_Page extract_
⟨
Finally, the last worksheet is a cocktail listing that provides the cocktail number, the image filename and the classifications associated with that cocktail (if applicable). If the cocktail is a commercial cocktail then the commercial name is also listed. The cocktail components are given in terms of the name, chemical formula, concentration, units and pH. In its present form, up to ten chemical components can be accommodated, but the maximum number currently used in the 1536 screen is six. This last worksheet is intended for export into laboratory database systems for data mining and record keeping, providing not only data on success, but also the outcome of the failure to aid optimization (Snell et al., 2008 ▶).
⟩
_Record extracts_
⟨
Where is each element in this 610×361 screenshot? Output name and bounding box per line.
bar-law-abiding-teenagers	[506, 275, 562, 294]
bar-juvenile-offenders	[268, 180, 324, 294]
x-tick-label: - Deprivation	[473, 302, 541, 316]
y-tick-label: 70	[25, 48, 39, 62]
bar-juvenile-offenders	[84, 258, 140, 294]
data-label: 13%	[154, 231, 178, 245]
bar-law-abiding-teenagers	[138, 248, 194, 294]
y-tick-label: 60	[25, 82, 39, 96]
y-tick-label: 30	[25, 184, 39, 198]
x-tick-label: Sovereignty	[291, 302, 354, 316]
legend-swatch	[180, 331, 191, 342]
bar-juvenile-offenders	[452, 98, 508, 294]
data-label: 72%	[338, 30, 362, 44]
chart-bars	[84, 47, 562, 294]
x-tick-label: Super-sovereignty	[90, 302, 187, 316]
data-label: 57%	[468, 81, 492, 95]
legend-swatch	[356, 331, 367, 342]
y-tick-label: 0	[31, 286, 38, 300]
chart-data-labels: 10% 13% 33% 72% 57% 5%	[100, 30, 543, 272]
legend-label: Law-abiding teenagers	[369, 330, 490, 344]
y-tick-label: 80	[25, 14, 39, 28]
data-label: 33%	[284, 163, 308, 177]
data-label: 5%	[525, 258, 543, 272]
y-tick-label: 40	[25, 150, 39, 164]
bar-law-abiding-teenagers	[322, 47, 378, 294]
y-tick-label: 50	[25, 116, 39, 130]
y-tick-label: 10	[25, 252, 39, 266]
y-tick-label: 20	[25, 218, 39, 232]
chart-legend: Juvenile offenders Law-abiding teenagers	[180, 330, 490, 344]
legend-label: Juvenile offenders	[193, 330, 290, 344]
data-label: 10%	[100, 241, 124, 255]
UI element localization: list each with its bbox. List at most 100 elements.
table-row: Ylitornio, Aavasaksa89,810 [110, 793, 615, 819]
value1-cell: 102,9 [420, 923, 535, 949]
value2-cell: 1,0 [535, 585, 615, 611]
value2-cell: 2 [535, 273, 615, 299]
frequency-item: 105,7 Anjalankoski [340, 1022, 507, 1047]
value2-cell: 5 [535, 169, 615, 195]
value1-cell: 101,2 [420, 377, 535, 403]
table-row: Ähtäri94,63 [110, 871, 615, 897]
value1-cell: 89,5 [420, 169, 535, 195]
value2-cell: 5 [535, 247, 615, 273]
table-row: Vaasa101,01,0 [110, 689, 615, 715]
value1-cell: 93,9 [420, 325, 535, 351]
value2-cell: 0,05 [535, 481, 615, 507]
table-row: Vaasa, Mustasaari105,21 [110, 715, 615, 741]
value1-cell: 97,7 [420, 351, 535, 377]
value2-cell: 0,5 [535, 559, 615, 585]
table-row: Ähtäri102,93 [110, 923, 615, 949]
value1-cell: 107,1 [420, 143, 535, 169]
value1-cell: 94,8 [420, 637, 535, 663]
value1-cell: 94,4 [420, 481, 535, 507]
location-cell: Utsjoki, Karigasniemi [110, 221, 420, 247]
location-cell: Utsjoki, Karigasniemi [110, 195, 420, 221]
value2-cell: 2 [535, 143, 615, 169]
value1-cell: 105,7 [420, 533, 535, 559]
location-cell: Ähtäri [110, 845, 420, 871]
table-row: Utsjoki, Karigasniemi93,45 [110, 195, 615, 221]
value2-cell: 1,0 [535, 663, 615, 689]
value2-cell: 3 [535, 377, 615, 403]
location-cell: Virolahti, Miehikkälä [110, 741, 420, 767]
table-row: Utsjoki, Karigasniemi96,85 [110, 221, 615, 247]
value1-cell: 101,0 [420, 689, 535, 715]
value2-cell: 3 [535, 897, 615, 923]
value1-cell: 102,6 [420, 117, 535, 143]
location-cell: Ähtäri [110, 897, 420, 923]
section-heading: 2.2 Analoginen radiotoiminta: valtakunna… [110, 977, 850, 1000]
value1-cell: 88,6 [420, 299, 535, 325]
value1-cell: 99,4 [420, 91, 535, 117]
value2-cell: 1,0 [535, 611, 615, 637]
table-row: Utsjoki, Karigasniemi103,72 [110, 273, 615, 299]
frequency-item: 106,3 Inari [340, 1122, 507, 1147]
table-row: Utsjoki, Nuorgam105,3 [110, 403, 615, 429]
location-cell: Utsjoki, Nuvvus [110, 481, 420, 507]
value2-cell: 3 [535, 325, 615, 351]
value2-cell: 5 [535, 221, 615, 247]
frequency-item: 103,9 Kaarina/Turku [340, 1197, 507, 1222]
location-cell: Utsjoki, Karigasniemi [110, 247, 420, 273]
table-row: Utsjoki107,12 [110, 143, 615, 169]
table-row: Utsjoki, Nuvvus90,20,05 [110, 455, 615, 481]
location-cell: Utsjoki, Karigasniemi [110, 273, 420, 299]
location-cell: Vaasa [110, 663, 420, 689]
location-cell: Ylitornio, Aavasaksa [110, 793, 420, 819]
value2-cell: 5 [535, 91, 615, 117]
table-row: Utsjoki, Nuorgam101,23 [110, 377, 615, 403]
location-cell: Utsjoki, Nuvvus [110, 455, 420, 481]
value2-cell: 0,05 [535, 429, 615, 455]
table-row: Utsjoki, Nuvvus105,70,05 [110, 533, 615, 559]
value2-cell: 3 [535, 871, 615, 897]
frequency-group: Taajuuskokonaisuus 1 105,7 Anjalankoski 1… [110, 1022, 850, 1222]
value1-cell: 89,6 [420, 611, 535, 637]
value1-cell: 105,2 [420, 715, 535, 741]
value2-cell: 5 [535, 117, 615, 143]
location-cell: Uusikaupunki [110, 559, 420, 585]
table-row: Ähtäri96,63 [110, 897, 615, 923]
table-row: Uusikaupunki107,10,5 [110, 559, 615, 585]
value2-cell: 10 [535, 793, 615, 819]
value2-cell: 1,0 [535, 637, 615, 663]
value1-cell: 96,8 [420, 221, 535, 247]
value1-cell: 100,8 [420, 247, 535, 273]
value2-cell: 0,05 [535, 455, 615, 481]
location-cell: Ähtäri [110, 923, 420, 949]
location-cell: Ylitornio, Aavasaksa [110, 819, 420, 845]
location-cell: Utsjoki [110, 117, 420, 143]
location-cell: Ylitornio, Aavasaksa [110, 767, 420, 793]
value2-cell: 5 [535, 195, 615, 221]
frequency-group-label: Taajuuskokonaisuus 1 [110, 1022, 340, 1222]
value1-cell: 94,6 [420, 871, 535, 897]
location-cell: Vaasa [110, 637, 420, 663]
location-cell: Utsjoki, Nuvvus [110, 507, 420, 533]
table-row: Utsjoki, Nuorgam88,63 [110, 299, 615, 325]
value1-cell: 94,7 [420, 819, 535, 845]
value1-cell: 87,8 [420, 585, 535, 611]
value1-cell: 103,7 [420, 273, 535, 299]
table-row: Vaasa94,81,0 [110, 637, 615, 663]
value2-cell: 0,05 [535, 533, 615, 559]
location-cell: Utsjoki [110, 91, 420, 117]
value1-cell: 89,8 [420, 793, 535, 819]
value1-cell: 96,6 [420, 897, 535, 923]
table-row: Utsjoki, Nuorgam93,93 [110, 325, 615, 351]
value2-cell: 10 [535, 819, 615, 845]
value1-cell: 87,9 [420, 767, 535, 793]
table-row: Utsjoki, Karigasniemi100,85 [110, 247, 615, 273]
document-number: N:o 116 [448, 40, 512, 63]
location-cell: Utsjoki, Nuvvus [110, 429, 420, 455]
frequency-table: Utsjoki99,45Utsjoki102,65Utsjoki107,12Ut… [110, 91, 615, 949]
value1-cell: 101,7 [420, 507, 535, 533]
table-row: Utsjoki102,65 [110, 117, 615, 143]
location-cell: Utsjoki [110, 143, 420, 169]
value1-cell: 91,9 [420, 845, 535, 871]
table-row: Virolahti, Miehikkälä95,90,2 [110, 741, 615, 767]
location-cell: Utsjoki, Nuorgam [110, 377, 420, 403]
⟩
_What to produce_
Resume the passage on the cocktail listing worksheet after its final sentence. The material stands apart from the passage on the cocktail listing worksheet.

_Task response_
6. Continuing development

AutoSherlock grew out of a need for displaying large quantities of crystallization screening data in a manner that could be rapidly interpreted. It is in daily use in the laboratory and feedback is directing future developments. Currently, images are classified manually using an in-house image-viewing application, MacroScope. Scoring is a weakness of many high-throughput laboratories and a development effort is underway to automate this aspect. In the future, MacroScope will be combined with AutoSherlock in an application, independent from Microsoft Excel, that can both score and display screening results. The new application will be written in platform-independent Java code.

7. Distribution and documentation

AutoSherlock supports generation 5–8 of the HWI screening cocktails in addition to the current generation 8a. It is available on request to previous and current users of the HWI HTS Laboratory. Full documentation is available for the software. The authors would welcome adaption to other high-throughput crystallization systems.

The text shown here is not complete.